EXTRACTED RECORDS
* * *
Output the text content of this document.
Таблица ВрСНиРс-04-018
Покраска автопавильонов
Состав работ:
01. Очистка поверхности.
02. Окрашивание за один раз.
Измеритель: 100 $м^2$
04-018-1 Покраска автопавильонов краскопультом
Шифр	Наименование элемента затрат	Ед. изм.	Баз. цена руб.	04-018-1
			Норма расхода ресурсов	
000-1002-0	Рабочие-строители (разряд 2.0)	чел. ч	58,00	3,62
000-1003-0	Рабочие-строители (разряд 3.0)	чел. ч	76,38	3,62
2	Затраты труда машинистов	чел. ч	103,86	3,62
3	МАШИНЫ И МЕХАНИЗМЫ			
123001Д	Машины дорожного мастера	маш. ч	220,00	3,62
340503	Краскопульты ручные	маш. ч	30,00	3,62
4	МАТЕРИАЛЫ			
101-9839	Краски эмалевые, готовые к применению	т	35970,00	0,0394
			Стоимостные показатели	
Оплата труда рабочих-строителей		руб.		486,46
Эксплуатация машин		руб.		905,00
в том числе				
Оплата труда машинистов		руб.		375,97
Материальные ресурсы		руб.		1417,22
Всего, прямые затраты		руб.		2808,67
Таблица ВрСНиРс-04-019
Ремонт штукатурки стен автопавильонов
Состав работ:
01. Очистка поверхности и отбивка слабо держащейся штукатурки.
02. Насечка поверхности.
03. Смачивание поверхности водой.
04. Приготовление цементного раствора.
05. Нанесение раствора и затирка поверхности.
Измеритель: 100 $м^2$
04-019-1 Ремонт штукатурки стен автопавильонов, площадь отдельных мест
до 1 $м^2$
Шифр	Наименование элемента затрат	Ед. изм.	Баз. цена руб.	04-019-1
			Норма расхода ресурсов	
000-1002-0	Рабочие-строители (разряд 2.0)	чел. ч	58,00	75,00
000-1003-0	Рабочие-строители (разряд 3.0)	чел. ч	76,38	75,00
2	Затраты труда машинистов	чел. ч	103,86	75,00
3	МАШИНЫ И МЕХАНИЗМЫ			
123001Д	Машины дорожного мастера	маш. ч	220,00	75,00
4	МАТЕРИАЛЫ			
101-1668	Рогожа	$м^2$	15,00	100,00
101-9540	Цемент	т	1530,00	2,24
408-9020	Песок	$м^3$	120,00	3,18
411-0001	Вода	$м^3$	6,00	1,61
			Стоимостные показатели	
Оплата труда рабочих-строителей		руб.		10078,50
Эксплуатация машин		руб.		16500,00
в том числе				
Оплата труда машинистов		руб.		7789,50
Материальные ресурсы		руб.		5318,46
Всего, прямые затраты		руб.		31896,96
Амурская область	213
* * *
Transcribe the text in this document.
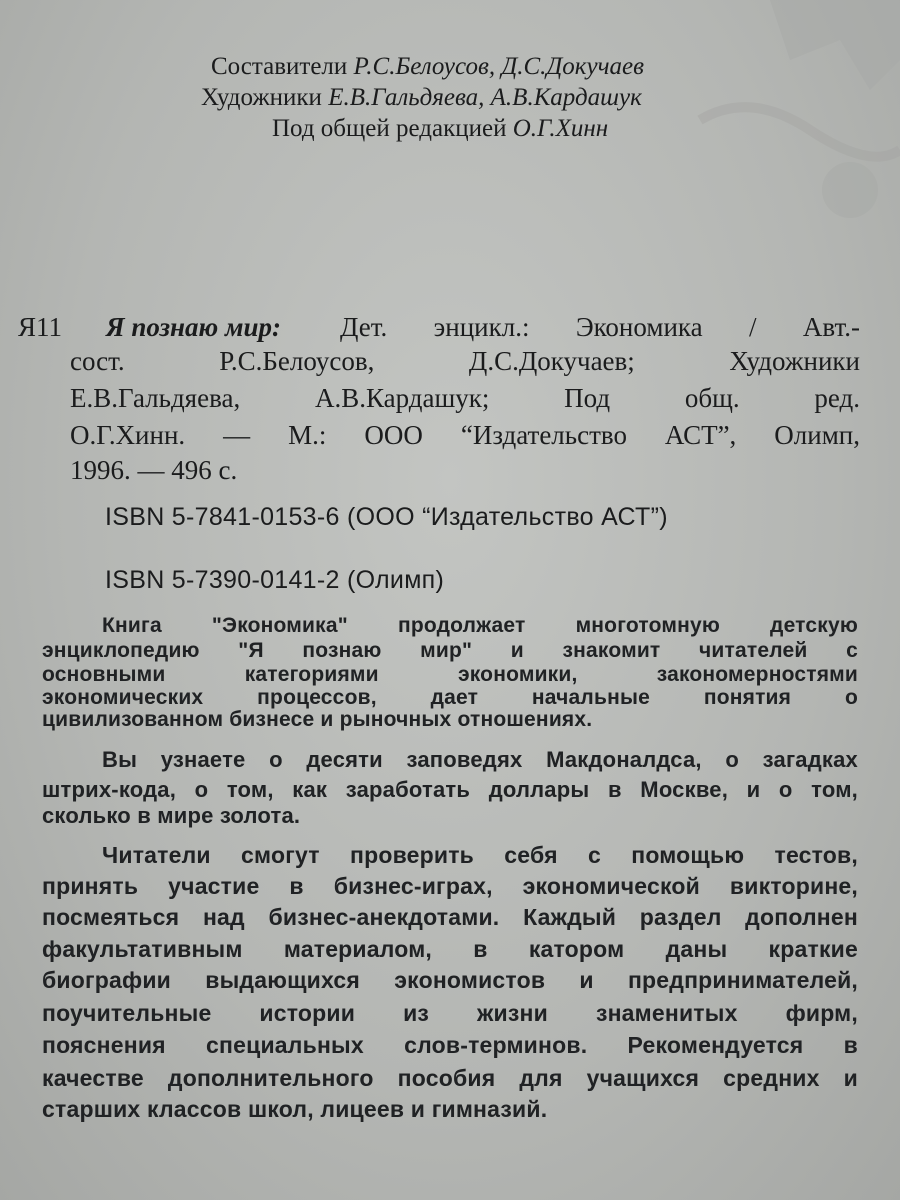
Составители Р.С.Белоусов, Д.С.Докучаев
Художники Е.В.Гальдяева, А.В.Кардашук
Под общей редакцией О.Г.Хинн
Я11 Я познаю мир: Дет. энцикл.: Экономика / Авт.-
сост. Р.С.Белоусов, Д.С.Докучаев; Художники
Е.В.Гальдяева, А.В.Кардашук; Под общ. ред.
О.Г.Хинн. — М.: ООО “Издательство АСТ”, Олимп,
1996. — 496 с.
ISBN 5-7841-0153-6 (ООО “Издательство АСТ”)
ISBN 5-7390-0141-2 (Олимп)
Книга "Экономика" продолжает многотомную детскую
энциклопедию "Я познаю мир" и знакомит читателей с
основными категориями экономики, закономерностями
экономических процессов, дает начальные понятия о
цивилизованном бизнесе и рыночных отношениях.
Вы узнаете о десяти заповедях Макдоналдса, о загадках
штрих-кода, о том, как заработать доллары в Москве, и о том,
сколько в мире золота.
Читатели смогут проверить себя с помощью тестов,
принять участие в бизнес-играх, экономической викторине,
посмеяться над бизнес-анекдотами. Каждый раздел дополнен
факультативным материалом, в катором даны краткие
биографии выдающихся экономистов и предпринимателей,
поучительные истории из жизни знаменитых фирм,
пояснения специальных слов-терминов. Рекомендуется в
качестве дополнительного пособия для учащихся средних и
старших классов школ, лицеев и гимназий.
* * *
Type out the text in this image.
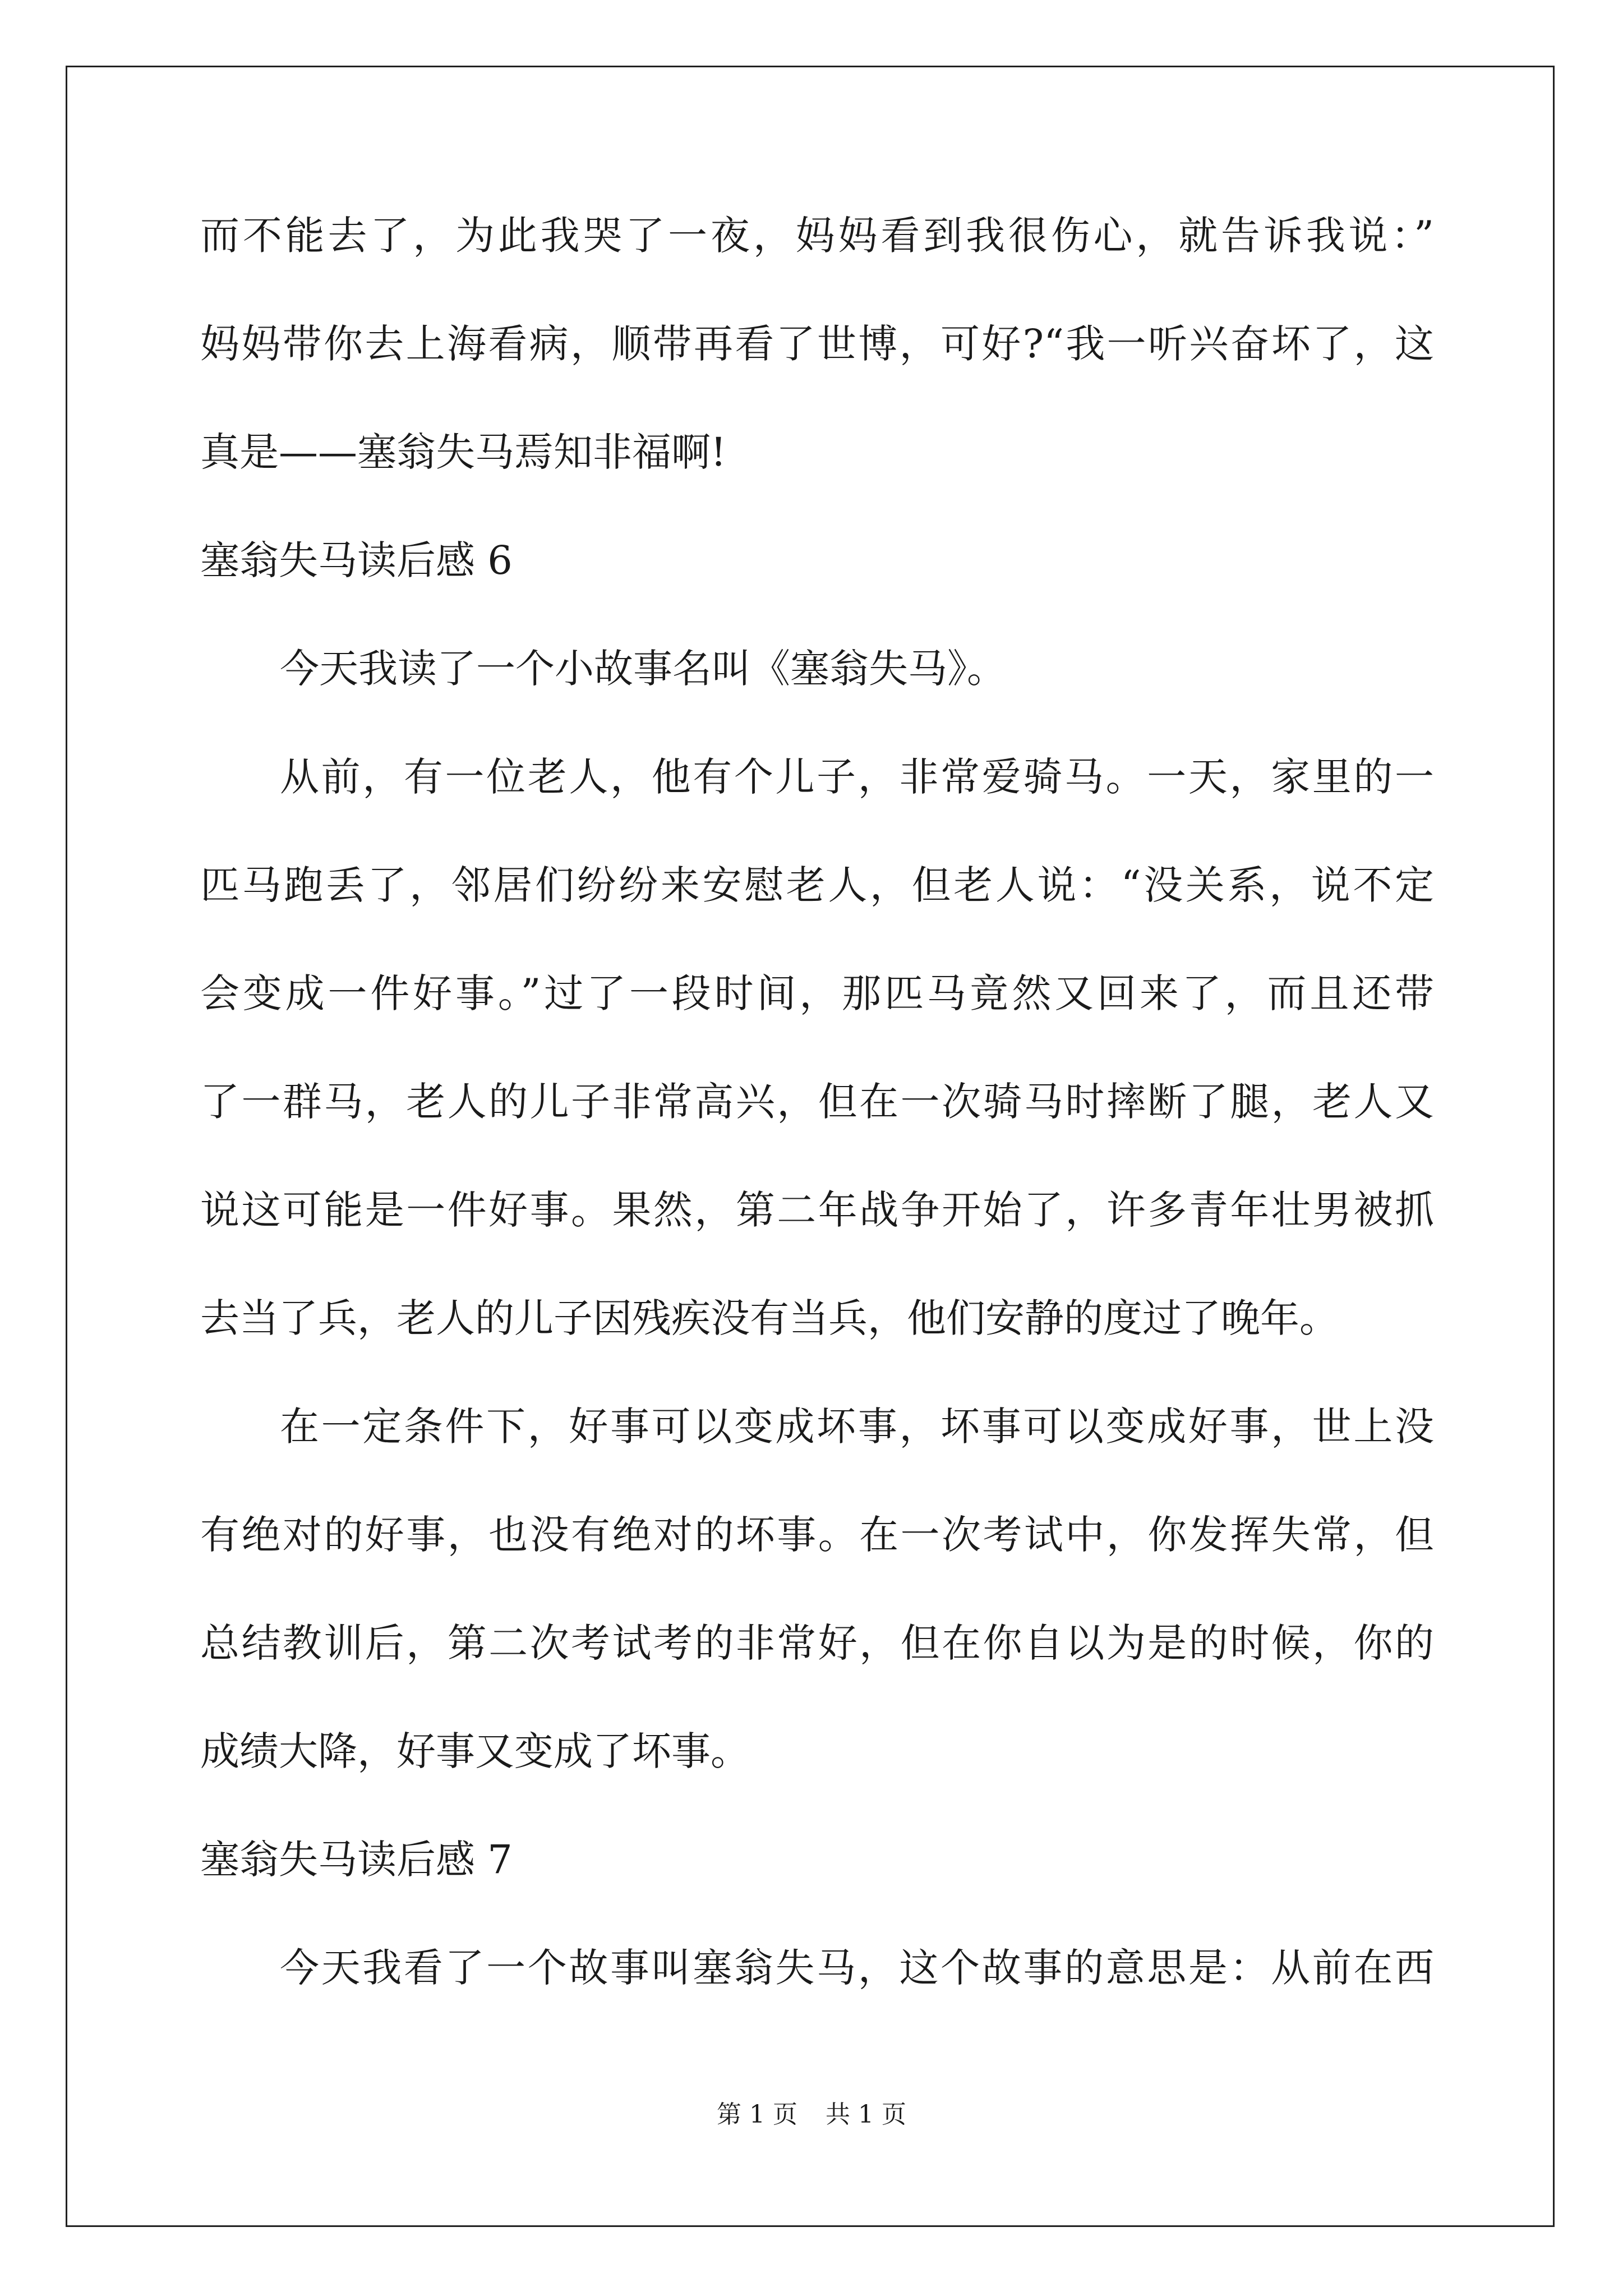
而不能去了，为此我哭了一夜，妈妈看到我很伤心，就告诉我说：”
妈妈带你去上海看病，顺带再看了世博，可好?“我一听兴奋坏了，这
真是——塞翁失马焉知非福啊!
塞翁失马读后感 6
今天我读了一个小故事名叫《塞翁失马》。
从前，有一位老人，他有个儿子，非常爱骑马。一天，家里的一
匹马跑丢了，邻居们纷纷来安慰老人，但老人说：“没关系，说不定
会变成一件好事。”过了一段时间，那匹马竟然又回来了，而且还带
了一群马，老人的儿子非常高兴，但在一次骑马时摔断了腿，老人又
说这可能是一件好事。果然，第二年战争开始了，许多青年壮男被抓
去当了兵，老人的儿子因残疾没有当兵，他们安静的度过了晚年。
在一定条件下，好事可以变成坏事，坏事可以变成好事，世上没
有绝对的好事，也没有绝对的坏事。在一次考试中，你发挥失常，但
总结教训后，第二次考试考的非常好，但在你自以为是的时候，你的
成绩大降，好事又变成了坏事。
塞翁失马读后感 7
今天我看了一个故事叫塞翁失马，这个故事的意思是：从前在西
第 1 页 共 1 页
* * *
CHALLENGE
Give solely the number of lines in the data that contain the string "Наименование".

PROBLEM SOLUTION
2